#### [INSTRUÇÃO A]
Responda às perguntas seguintes com base no artigo de opinião sobre o Afeganistão.
(i) A que partido pertence a autora do artigo?
(ii) Sobre que grupos, segundo o artigo, incidiu especialmente a queda dos direitos humanos desde o regresso do regime Talibã ao poder?
(iii) Que condição permite aos homens praticar actos de violência doméstica sem qualquer condenação?
#### [INSTRUÇÃO B]
Prolongue o artigo de opinião sobre os direitos das mulheres no Afeganistão, começando a seguir à última frase apresentada.

:: EXCERTO DO TEXTO

Marta Von Fridden: “O Silêncio (contínuo) do Ocidente”

Artigo de opinião de Marta Von Fridden, da Iniciativa Liberal.

«Continuamos a nossa crónica pelo mundo e desta vez parámos no Afeganistão.

É já do conhecimento geral que o Islão, na sua versão mais radical e fundamentalista, olha para a mulher como um ser inferior, cuja utilidade se resume a servir o marido ou os homens da família.

Muito se pode escrever sobre como o Afeganistão chegou até aqui. Existirão, com toda a certeza, visões diferentes. Mas há um facto incontornável: desde a saída dos Estados Unidos da América do território afegão e o regresso ao poder do regime Talibã, os direitos humanos – com especial incidência sobre mulheres e crianças – caíram vertiginosamente.

As alterações recentes ao enquadramento legal demonstram como é possível entrar numa espiral de degradação, humilhação e subjugação, sem precedentes, sempre que falamos de fundamentalismo — neste caso, religioso.

Desde janeiro, já depois de sucessivos retrocessos nos direitos das mulheres – o direito a cantar, a falar em público e a frequentar o ensino secundário e universitário – assistimos agora à institucionalização de um sistema onde a violência e a opressão são normalizadas. Desde que não partam ossos, os homens têm legitimidade para praticar actos de violência doméstica, sem que haja qualquer condenação.

As notícias que (ainda) nos chegam são exasperantes. As mulheres, quando conseguem falar, perguntam-se porque razão esse tal “deus” as odiaria tanto ao ponto de as condenar a tamanho castigo. E compreende-se o desespero: vivendo numa sociedade que as reprime sistematicamente em nome de uma interpretação religiosa extrema, a sensação é de abandono absoluto.

::::
:: MATERIAL EXTRAÍDO

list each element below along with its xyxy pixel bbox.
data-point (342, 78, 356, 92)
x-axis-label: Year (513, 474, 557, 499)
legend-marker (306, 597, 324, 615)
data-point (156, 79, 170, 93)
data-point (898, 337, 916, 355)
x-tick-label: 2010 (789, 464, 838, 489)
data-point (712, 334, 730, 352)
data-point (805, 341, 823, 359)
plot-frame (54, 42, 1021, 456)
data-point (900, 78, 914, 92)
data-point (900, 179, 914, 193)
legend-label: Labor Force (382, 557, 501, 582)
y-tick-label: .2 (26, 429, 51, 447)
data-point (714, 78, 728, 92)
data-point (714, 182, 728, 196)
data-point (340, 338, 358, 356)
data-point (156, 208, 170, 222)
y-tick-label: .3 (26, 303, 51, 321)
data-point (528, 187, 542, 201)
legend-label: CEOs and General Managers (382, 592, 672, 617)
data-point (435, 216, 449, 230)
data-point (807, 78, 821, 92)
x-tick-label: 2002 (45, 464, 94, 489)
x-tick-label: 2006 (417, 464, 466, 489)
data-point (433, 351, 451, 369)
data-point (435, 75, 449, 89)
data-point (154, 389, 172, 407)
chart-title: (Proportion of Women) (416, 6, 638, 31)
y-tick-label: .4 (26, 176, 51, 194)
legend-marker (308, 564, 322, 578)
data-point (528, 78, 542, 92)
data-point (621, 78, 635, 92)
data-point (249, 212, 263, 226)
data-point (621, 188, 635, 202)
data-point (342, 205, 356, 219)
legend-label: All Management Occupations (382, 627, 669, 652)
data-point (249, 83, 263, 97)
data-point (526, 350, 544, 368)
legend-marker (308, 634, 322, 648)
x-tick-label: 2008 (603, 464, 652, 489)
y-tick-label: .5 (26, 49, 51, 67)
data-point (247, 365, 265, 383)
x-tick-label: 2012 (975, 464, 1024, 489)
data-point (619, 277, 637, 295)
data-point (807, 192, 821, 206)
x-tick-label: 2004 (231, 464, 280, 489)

::::

#### [RESPOSTA ESPERADA A]
(i) Iniciativa Liberal.
(ii) Mulheres e crianças.
(iii) Desde que não partam ossos.

#### [RESPOSTA ESPERADA B]
Mulheres que choram enquanto olham para os animais na rua e percebem que qualquer animal tem mais liberdade do que elas. Mulheres isoladas, cuja única esperança (a existir) é que alguém no Ocidente, ainda bastião dos direitos humanos, as ouça e consiga agir.

E foi exactamente isso que fizemos na Iniciativa Liberal. Dentro da pressão que podemos exercer — e sabemos que é pouca — levámos à Assembleia da República um voto de condenação deste regime opressor, que cospe nos valores que para nós são absolutamente fundamentais: dignidade humana, liberdade individual e o direito a uma vida feliz.

As linhas que a comunicação social dedicou a isto? Quase nenhumas.

Mas é a mesma imprensa que ainda há dias relatava, horas a fio e em loop, um caso de violência doméstica em Portugal, gerando enorme indignação pública.

E a sociedade reagiu. Filosofou e escreveu milhares de linhas na imprensa escrita, podcasts, produziu comentários inflamados nas redes sociais, defendendo dignidade nas vítimas de violência e denunciou ferozmente a existência de uma sociedade patriarcal.

E sobre o Afeganistão? Silêncio…

Tanta indignação, mas começa a tornar-se evidente que é uma indignação selectiva — ou pelo menos dependente do enquadramento dominante.

Não obstante, como tem sido tradição em matérias semelhantes, a comunicação social noticiou pouco e uma parte significativa desses “activistas” ignorou, brutalmente e de forma cobarde, o sofrimento destas mulheres.

Talvez porque não encaixe no padrão habitual de virtuosismo. Talvez porque admitir esta realidade obrigue a questionar narrativas confortáveis. Há muitas hipóteses. Mas há uma certeza: a sociedade reage de forma diferente e os silêncios tornaram-se ensurdecedores.

Tal como em muitos outros sítios onde se instalaram ditaduras, tudo começa com uma moral imposta que a sociedade aceita pacificamente. Depois sucumbem os direitos humanos, os direitos políticos e, com eles, a Liberdade.

Foi também por coerência com estes princípios que a Iniciativa Liberal votou favoravelmente à proibição da burka. Não há pior sinal que possamos dar a quem olha para a velha Europa como continente de valores humanistas do que legitimar um símbolo que, em tantos contextos, representa a negação da autonomia feminina e o desprezo máximo pelas mulheres.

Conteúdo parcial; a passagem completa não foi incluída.